═══ Supplied entries
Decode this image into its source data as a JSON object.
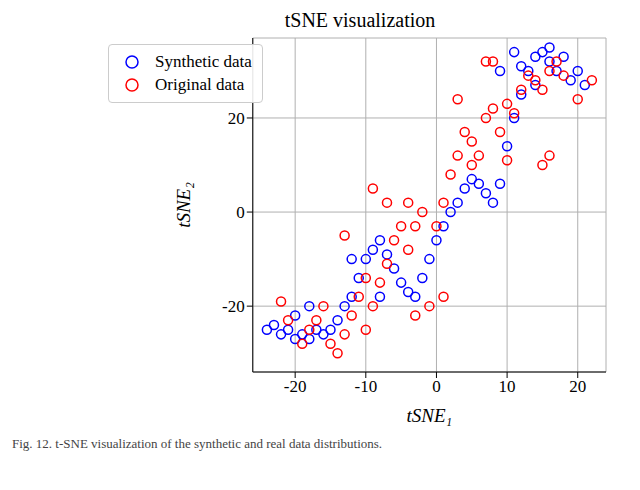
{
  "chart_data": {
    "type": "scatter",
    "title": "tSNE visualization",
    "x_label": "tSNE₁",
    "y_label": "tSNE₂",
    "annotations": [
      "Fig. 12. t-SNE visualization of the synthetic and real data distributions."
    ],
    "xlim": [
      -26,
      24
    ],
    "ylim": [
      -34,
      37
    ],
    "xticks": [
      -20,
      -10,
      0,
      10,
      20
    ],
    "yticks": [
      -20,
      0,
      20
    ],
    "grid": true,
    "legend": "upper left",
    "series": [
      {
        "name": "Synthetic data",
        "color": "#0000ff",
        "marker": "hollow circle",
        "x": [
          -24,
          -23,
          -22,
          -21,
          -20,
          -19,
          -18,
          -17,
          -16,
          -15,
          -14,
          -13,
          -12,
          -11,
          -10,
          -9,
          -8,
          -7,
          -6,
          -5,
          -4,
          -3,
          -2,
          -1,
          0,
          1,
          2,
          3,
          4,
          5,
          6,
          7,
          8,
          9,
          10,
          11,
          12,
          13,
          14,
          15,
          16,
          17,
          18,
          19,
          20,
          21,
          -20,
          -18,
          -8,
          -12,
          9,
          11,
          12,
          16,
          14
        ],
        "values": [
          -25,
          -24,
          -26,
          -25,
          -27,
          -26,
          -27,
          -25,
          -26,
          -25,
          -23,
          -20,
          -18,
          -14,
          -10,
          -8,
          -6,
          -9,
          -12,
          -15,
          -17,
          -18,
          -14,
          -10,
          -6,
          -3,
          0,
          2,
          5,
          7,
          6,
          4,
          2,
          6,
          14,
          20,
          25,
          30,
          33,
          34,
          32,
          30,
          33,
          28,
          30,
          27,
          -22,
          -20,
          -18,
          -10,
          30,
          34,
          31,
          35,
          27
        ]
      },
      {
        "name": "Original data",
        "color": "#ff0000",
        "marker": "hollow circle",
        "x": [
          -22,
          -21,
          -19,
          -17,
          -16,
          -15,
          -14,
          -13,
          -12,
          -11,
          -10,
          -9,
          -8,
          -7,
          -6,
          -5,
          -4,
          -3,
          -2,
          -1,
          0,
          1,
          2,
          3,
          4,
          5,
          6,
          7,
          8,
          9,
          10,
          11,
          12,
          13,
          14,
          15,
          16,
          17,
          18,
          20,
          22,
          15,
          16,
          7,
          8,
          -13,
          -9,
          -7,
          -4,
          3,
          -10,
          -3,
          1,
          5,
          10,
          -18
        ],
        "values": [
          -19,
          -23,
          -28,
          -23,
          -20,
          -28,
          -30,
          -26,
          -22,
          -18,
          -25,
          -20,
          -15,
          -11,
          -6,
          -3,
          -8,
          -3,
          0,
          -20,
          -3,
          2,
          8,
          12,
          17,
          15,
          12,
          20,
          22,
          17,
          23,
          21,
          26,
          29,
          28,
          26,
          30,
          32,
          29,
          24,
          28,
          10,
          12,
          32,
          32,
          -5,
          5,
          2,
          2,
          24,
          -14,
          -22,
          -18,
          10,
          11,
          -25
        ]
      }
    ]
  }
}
══════
Pictures don't belong in the copy. Restate all the entries exactly.

Decode this image into its source data as a JSON object.
{
  "chart_data": {
    "type": "scatter",
    "title": "tSNE visualization",
    "x_label": "tSNE₁",
    "y_label": "tSNE₂",
    "annotations": [
      "Fig. 12. t-SNE visualization of the synthetic and real data distributions."
    ],
    "xlim": [
      -26,
      24
    ],
    "ylim": [
      -34,
      37
    ],
    "xticks": [
      -20,
      -10,
      0,
      10,
      20
    ],
    "yticks": [
      -20,
      0,
      20
    ],
    "grid": true,
    "legend": "upper left",
    "series": [
      {
        "name": "Synthetic data",
        "color": "#0000ff",
        "marker": "hollow circle",
        "x": [
          -24,
          -23,
          -22,
          -21,
          -20,
          -19,
          -18,
          -17,
          -16,
          -15,
          -14,
          -13,
          -12,
          -11,
          -10,
          -9,
          -8,
          -7,
          -6,
          -5,
          -4,
          -3,
          -2,
          -1,
          0,
          1,
          2,
          3,
          4,
          5,
          6,
          7,
          8,
          9,
          10,
          11,
          12,
          13,
          14,
          15,
          16,
          17,
          18,
          19,
          20,
          21,
          -20,
          -18,
          -8,
          -12,
          9,
          11,
          12,
          16,
          14
        ],
        "values": [
          -25,
          -24,
          -26,
          -25,
          -27,
          -26,
          -27,
          -25,
          -26,
          -25,
          -23,
          -20,
          -18,
          -14,
          -10,
          -8,
          -6,
          -9,
          -12,
          -15,
          -17,
          -18,
          -14,
          -10,
          -6,
          -3,
          0,
          2,
          5,
          7,
          6,
          4,
          2,
          6,
          14,
          20,
          25,
          30,
          33,
          34,
          32,
          30,
          33,
          28,
          30,
          27,
          -22,
          -20,
          -18,
          -10,
          30,
          34,
          31,
          35,
          27
        ]
      },
      {
        "name": "Original data",
        "color": "#ff0000",
        "marker": "hollow circle",
        "x": [
          -22,
          -21,
          -19,
          -17,
          -16,
          -15,
          -14,
          -13,
          -12,
          -11,
          -10,
          -9,
          -8,
          -7,
          -6,
          -5,
          -4,
          -3,
          -2,
          -1,
          0,
          1,
          2,
          3,
          4,
          5,
          6,
          7,
          8,
          9,
          10,
          11,
          12,
          13,
          14,
          15,
          16,
          17,
          18,
          20,
          22,
          15,
          16,
          7,
          8,
          -13,
          -9,
          -7,
          -4,
          3,
          -10,
          -3,
          1,
          5,
          10,
          -18
        ],
        "values": [
          -19,
          -23,
          -28,
          -23,
          -20,
          -28,
          -30,
          -26,
          -22,
          -18,
          -25,
          -20,
          -15,
          -11,
          -6,
          -3,
          -8,
          -3,
          0,
          -20,
          -3,
          2,
          8,
          12,
          17,
          15,
          12,
          20,
          22,
          17,
          23,
          21,
          26,
          29,
          28,
          26,
          30,
          32,
          29,
          24,
          28,
          10,
          12,
          32,
          32,
          -5,
          5,
          2,
          2,
          24,
          -14,
          -22,
          -18,
          10,
          11,
          -25
        ]
      }
    ]
  }
}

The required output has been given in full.